Records shown ::

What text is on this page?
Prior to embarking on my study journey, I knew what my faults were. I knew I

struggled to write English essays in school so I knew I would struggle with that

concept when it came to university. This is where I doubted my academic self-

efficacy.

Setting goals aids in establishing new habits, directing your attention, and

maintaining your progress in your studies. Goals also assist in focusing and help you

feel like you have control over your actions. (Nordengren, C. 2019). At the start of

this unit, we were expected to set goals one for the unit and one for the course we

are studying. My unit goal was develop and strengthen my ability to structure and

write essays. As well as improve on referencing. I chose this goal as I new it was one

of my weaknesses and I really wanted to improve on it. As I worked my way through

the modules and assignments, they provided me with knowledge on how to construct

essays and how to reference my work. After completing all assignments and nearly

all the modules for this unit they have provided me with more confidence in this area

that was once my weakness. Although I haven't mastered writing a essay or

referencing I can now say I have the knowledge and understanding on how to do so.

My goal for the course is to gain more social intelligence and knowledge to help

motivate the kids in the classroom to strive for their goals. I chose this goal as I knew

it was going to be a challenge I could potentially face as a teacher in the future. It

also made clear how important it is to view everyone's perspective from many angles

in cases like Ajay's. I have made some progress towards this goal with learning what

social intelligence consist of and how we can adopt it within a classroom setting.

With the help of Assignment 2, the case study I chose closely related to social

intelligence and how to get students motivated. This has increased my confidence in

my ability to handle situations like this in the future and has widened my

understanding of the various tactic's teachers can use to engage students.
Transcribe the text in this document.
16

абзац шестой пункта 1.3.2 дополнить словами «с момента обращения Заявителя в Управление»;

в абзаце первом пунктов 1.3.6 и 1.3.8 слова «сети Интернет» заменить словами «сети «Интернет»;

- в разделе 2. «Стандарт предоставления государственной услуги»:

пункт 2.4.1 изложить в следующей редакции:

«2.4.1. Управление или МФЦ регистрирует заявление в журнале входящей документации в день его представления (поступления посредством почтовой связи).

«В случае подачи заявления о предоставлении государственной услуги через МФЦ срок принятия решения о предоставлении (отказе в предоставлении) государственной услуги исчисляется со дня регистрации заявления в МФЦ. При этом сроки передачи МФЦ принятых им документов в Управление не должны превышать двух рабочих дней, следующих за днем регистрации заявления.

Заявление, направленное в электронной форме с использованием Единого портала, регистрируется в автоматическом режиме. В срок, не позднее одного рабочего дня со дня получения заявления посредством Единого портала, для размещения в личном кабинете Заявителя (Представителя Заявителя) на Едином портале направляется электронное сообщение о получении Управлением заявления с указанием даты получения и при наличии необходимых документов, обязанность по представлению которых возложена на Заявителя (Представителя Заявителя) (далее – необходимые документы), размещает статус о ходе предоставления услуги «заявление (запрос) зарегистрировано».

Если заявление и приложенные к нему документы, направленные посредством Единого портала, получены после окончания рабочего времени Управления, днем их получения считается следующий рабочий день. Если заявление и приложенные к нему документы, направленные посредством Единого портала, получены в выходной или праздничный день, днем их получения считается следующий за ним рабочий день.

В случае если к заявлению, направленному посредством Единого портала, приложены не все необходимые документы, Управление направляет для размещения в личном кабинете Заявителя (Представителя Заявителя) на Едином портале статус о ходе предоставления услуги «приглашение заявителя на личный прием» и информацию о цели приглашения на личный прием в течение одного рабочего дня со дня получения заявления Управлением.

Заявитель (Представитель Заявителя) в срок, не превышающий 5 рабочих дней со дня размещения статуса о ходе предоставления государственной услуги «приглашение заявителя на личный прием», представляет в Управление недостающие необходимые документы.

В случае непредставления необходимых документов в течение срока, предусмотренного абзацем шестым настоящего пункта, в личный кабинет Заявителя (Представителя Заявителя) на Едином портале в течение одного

Stated goal :: Track down every line with the word "course" and copy it.

Worked answer ::
this unit, we were expected to set goals one for the unit and one for the course we
My goal for the course is to gain more social intelligence and knowledge to help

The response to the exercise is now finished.